▸ **What the task asks**
Check the listing below for lines with the word "minuter" and say how many there are, with nothing but the number.

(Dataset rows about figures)
══════════
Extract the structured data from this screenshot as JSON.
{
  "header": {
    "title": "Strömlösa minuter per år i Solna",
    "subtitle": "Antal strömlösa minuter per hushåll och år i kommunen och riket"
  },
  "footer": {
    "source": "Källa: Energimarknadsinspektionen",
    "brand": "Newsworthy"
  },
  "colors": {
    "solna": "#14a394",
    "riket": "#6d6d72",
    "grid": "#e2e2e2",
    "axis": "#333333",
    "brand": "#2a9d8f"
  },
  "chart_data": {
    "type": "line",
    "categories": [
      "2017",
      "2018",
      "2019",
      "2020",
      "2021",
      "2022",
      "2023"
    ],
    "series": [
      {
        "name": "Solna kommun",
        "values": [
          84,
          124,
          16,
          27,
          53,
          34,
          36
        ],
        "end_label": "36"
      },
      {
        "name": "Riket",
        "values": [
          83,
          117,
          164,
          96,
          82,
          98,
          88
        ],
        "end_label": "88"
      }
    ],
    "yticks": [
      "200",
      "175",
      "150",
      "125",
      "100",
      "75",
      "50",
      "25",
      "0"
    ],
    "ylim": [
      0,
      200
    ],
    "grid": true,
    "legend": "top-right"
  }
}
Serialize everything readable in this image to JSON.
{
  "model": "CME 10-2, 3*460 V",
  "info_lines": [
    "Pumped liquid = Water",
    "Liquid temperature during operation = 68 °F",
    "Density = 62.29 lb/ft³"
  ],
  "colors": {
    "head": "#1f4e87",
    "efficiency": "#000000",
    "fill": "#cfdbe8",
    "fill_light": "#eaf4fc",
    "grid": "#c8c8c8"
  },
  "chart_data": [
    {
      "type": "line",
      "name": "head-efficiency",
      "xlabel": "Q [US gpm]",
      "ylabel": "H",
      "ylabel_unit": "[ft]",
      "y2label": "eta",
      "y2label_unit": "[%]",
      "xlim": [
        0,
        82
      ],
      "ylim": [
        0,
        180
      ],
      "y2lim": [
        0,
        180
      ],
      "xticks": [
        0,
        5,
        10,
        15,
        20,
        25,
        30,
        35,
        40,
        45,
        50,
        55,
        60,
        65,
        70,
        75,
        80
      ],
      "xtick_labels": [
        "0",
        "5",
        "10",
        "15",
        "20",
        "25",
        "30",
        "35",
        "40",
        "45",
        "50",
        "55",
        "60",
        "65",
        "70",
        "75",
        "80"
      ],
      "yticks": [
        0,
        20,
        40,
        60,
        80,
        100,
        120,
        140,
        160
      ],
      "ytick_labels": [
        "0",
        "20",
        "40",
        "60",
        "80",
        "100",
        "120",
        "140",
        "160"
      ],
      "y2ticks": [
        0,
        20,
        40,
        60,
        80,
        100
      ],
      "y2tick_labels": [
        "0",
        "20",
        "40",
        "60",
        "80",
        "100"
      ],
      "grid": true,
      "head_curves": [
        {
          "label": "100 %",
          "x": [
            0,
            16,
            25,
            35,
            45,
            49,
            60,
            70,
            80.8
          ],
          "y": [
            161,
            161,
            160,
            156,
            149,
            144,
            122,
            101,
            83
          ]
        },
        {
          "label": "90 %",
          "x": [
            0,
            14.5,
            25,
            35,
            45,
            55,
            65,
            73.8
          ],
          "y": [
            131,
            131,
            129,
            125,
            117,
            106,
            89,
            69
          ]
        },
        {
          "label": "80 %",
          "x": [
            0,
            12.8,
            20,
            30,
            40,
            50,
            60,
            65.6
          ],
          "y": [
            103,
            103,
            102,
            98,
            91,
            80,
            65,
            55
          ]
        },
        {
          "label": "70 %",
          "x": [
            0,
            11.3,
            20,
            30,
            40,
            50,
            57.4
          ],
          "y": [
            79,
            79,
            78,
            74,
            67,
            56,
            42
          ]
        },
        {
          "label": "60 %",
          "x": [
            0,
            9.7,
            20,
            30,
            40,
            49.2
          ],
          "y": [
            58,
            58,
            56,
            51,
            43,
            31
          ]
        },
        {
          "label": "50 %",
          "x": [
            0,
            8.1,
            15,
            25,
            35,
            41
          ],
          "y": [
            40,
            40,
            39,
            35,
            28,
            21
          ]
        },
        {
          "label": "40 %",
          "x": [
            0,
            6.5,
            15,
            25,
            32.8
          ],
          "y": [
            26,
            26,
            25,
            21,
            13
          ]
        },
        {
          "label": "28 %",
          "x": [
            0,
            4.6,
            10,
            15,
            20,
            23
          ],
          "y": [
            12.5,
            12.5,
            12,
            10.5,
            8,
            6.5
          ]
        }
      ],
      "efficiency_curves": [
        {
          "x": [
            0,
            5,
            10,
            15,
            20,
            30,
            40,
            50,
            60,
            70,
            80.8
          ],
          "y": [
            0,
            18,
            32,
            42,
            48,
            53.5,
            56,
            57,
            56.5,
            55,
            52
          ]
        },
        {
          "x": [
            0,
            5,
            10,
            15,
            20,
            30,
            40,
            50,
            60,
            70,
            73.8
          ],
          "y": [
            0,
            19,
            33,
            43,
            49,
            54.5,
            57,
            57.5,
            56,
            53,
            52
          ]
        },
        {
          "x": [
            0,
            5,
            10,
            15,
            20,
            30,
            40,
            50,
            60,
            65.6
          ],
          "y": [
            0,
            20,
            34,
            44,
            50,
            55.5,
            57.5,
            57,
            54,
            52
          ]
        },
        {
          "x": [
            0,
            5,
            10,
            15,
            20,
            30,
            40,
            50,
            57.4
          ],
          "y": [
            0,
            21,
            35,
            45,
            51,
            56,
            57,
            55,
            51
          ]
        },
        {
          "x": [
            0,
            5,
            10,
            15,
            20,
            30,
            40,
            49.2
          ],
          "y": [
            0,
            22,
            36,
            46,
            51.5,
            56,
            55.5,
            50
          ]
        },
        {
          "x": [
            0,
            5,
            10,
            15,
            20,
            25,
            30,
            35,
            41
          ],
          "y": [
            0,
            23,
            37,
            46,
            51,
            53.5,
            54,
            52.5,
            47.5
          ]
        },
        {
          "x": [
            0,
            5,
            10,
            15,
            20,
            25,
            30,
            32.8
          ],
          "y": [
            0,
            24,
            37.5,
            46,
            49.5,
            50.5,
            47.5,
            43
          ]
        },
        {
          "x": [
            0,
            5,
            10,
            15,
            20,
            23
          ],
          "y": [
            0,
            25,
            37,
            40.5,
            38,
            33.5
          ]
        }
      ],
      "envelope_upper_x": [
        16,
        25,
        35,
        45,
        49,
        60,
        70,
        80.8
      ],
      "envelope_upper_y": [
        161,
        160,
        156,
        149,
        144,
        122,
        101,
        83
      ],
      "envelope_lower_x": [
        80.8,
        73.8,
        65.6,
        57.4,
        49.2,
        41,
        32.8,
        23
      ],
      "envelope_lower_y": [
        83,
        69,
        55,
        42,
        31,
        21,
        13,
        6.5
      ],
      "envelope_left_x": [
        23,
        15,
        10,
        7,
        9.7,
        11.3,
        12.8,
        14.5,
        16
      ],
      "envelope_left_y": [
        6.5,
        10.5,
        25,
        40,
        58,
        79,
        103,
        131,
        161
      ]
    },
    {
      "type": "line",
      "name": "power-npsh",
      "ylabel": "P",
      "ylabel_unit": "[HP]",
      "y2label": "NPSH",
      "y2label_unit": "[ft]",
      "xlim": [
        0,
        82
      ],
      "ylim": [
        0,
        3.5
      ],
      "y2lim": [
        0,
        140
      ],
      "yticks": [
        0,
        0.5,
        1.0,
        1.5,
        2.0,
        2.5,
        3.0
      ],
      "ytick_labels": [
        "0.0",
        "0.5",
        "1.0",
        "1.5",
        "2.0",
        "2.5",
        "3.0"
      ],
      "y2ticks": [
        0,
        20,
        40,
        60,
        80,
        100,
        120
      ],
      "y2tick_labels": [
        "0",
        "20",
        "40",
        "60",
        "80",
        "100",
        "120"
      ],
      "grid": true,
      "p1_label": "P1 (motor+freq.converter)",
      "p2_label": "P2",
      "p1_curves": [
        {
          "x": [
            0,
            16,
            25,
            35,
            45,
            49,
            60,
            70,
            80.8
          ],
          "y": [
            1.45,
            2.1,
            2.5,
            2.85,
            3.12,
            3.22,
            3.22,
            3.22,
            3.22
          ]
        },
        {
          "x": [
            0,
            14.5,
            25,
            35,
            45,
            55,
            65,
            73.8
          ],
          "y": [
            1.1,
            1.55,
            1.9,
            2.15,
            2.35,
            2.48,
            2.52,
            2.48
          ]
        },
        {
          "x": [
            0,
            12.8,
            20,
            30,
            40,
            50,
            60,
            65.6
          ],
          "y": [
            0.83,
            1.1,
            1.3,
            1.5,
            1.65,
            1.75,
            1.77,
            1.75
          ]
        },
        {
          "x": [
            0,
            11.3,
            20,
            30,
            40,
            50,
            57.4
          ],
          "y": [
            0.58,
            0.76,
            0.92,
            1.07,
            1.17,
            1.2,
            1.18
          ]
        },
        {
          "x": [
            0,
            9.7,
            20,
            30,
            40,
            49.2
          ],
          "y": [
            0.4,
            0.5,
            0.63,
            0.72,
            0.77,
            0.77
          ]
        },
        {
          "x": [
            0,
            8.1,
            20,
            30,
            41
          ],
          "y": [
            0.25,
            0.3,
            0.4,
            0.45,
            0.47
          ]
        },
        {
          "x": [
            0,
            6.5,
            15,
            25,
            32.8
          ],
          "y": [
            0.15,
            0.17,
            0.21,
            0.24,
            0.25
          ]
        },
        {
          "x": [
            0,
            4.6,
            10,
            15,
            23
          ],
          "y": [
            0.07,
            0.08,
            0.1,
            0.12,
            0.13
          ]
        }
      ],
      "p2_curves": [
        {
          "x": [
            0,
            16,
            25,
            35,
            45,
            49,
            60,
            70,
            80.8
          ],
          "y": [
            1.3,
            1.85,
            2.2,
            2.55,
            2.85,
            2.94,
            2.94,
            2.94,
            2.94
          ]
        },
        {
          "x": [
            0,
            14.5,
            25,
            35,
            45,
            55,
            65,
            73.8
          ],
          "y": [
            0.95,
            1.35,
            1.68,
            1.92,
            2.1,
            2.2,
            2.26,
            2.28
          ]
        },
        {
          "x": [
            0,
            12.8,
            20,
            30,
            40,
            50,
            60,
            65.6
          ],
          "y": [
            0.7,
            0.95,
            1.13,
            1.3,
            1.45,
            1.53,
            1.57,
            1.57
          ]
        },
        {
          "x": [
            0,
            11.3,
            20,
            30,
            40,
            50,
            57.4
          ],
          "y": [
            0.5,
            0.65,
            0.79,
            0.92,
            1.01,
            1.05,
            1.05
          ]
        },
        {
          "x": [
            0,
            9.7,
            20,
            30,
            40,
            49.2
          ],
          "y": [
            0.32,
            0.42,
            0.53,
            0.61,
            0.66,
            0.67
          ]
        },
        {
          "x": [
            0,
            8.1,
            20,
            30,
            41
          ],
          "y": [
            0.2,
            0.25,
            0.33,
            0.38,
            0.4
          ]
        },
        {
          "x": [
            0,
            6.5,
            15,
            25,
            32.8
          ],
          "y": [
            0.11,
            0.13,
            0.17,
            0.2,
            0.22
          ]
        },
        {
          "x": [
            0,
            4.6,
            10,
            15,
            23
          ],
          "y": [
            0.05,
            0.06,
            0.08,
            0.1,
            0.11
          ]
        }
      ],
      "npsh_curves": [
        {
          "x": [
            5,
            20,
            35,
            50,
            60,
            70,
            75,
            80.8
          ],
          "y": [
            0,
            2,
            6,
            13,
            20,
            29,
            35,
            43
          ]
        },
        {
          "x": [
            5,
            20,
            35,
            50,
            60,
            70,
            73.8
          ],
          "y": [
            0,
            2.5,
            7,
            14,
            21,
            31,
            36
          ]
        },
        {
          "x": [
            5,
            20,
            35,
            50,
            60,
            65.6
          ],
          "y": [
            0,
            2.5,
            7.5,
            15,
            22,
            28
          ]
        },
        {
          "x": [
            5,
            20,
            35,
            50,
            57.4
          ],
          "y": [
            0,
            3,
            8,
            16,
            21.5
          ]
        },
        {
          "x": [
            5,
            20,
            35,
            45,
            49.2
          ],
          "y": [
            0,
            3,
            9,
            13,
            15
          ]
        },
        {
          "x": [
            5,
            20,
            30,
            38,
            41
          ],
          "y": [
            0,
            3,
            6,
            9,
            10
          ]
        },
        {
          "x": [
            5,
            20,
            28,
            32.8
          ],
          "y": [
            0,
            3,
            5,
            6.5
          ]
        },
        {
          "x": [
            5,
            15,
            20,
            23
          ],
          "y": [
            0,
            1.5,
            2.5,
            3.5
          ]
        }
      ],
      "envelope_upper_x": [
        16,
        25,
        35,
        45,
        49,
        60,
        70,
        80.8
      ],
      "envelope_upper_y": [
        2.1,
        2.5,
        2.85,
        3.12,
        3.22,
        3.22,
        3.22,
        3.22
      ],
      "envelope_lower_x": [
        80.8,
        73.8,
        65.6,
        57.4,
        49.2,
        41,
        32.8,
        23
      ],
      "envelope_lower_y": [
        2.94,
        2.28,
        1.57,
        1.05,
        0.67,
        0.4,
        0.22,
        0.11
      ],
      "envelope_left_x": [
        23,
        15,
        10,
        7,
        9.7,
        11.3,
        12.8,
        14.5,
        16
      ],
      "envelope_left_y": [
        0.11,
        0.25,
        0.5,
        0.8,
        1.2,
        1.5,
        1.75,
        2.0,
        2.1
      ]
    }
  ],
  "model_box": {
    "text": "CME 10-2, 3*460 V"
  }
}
══════════
▸ **Solution to the problem**
2